Dataset rows
##########

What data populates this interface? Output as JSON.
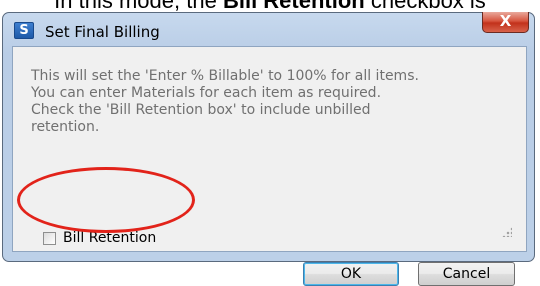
{
  "caption": {
    "prefix": "In this mode, the",
    "bold": "Bill Retention",
    "suffix": "checkbox is"
  },
  "window": {
    "title": "Set Final Billing",
    "app_icon_letter": "S",
    "close_label": "X"
  },
  "message": {
    "lines": [
      "This will set the 'Enter % Billable' to 100% for all items.",
      "You can enter Materials for each item as required.",
      "Check the 'Bill Retention box' to include unbilled",
      "retention."
    ]
  },
  "bill_retention": {
    "label": "Bill Retention",
    "checked": false
  },
  "buttons": {
    "ok": "OK",
    "cancel": "Cancel"
  },
  "colors": {
    "highlight": "#e2231a",
    "message_text": "#707070",
    "client_bg": "#f0f0f0"
  }
}
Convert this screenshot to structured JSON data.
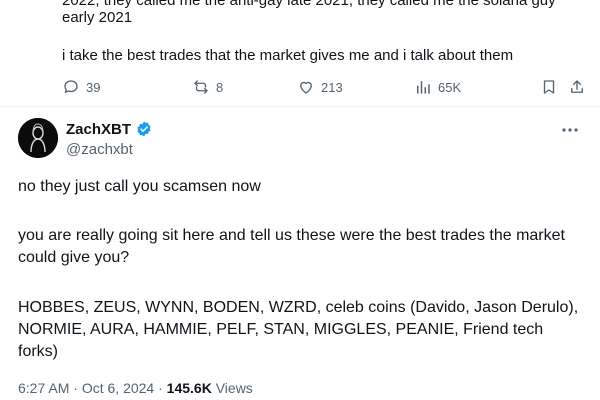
{
  "previous_tweet": {
    "cut_text": "2022, they called me the anti-gay late 2021, they called me the solana guy",
    "line_1": "early 2021",
    "line_2": "i take the best trades that the market gives me and i talk about them",
    "actions": {
      "replies": "39",
      "reposts": "8",
      "likes": "213",
      "views": "65K"
    }
  },
  "tweet": {
    "author": {
      "display_name": "ZachXBT",
      "handle": "@zachxbt"
    },
    "paragraphs": [
      "no they just call you scamsen now",
      "you are really going sit here and tell us these were the best trades the market could give you?",
      "HOBBES, ZEUS, WYNN, BODEN, WZRD, celeb coins (Davido, Jason Derulo), NORMIE, AURA, HAMMIE, PELF, STAN, MIGGLES, PEANIE, Friend tech forks)"
    ],
    "meta": {
      "time": "6:27 AM",
      "sep1": " · ",
      "date": "Oct 6, 2024",
      "sep2": " · ",
      "views_count": "145.6K",
      "views_label": "Views"
    }
  },
  "colors": {
    "text": "#0f1419",
    "secondary": "#536471",
    "verified": "#1d9bf0",
    "divider": "#eff3f4"
  }
}
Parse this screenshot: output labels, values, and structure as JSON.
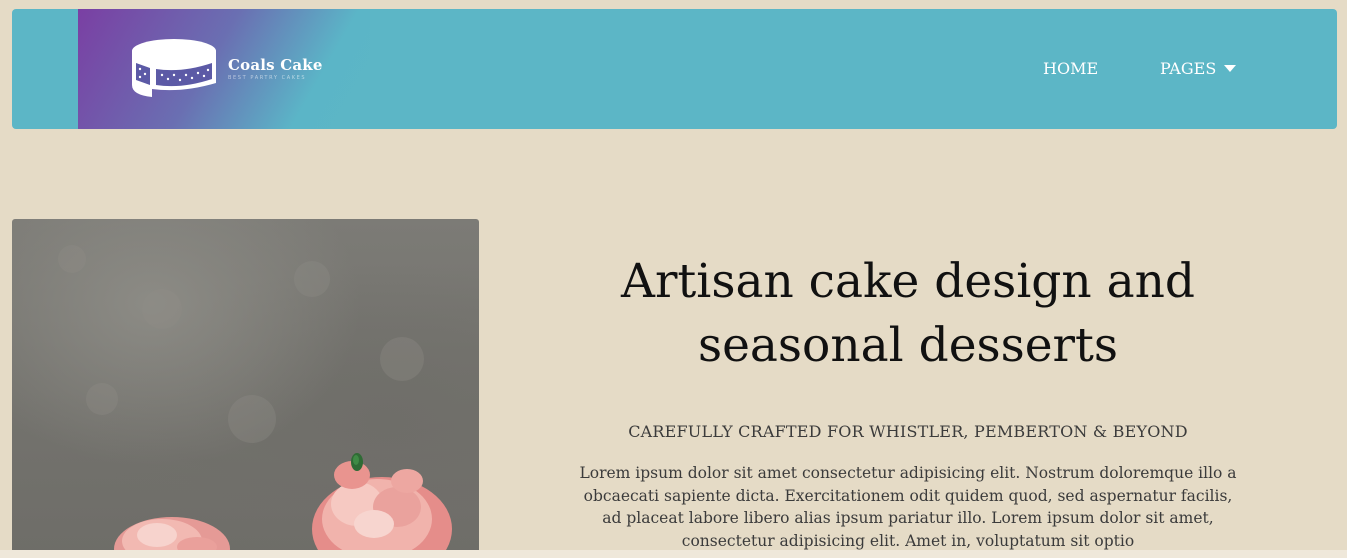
{
  "brand": {
    "name": "Coals Cake",
    "tagline": "BEST PARTRY CAKES"
  },
  "nav": {
    "items": [
      {
        "label": "HOME"
      },
      {
        "label": "PAGES",
        "icon": "caret-down-icon"
      }
    ]
  },
  "hero": {
    "title": "Artisan cake design and seasonal desserts",
    "subtitle": "CAREFULLY CRAFTED FOR WHISTLER, PEMBERTON & BEYOND",
    "body": "Lorem ipsum dolor sit amet consectetur adipisicing elit. Nostrum doloremque illo a obcaecati sapiente dicta. Exercitationem odit quidem quod, sed aspernatur facilis, ad placeat labore libero alias ipsum pariatur illo. Lorem ipsum dolor sit amet, consectetur adipisicing elit. Amet in, voluptatum sit optio"
  },
  "colors": {
    "background": "#e5dbc6",
    "navbar": "#5cb6c6",
    "logo_gradient_start": "#7a3fa3",
    "logo_gradient_end": "#5cb6c6",
    "text_dark": "#111111",
    "text_body": "#3b3b3b"
  }
}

##########

Problem to solve ▸ Reproduce every line above as written, skipping pictures.

Task output ▸
What data populates this interface? Output as JSON.
{
  "caption": {
    "prefix": "In this mode, the",
    "bold": "Bill Retention",
    "suffix": "checkbox is"
  },
  "window": {
    "title": "Set Final Billing",
    "app_icon_letter": "S",
    "close_label": "X"
  },
  "message": {
    "lines": [
      "This will set the 'Enter % Billable' to 100% for all items.",
      "You can enter Materials for each item as required.",
      "Check the 'Bill Retention box' to include unbilled",
      "retention."
    ]
  },
  "bill_retention": {
    "label": "Bill Retention",
    "checked": false
  },
  "buttons": {
    "ok": "OK",
    "cancel": "Cancel"
  },
  "colors": {
    "highlight": "#e2231a",
    "message_text": "#707070",
    "client_bg": "#f0f0f0"
  }
}
Convert this screenshot to structured JSON data.
{
  "previous_tweet": {
    "cut_text": "2022, they called me the anti-gay late 2021, they called me the solana guy",
    "line_1": "early 2021",
    "line_2": "i take the best trades that the market gives me and i talk about them",
    "actions": {
      "replies": "39",
      "reposts": "8",
      "likes": "213",
      "views": "65K"
    }
  },
  "tweet": {
    "author": {
      "display_name": "ZachXBT",
      "handle": "@zachxbt"
    },
    "paragraphs": [
      "no they just call you scamsen now",
      "you are really going sit here and tell us these were the best trades the market could give you?",
      "HOBBES, ZEUS, WYNN, BODEN, WZRD, celeb coins (Davido, Jason Derulo), NORMIE, AURA, HAMMIE, PELF, STAN, MIGGLES, PEANIE, Friend tech forks)"
    ],
    "meta": {
      "time": "6:27 AM",
      "sep1": " · ",
      "date": "Oct 6, 2024",
      "sep2": " · ",
      "views_count": "145.6K",
      "views_label": "Views"
    }
  },
  "colors": {
    "text": "#0f1419",
    "secondary": "#536471",
    "verified": "#1d9bf0",
    "divider": "#eff3f4"
  }
}
Parse this screenshot: output labels, values, and structure as JSON.
{
  "brand": {
    "name": "Coals Cake",
    "tagline": "BEST PARTRY CAKES"
  },
  "nav": {
    "items": [
      {
        "label": "HOME"
      },
      {
        "label": "PAGES",
        "icon": "caret-down-icon"
      }
    ]
  },
  "hero": {
    "title": "Artisan cake design and seasonal desserts",
    "subtitle": "CAREFULLY CRAFTED FOR WHISTLER, PEMBERTON & BEYOND",
    "body": "Lorem ipsum dolor sit amet consectetur adipisicing elit. Nostrum doloremque illo a obcaecati sapiente dicta. Exercitationem odit quidem quod, sed aspernatur facilis, ad placeat labore libero alias ipsum pariatur illo. Lorem ipsum dolor sit amet, consectetur adipisicing elit. Amet in, voluptatum sit optio"
  },
  "colors": {
    "background": "#e5dbc6",
    "navbar": "#5cb6c6",
    "logo_gradient_start": "#7a3fa3",
    "logo_gradient_end": "#5cb6c6",
    "text_dark": "#111111",
    "text_body": "#3b3b3b"
  }
}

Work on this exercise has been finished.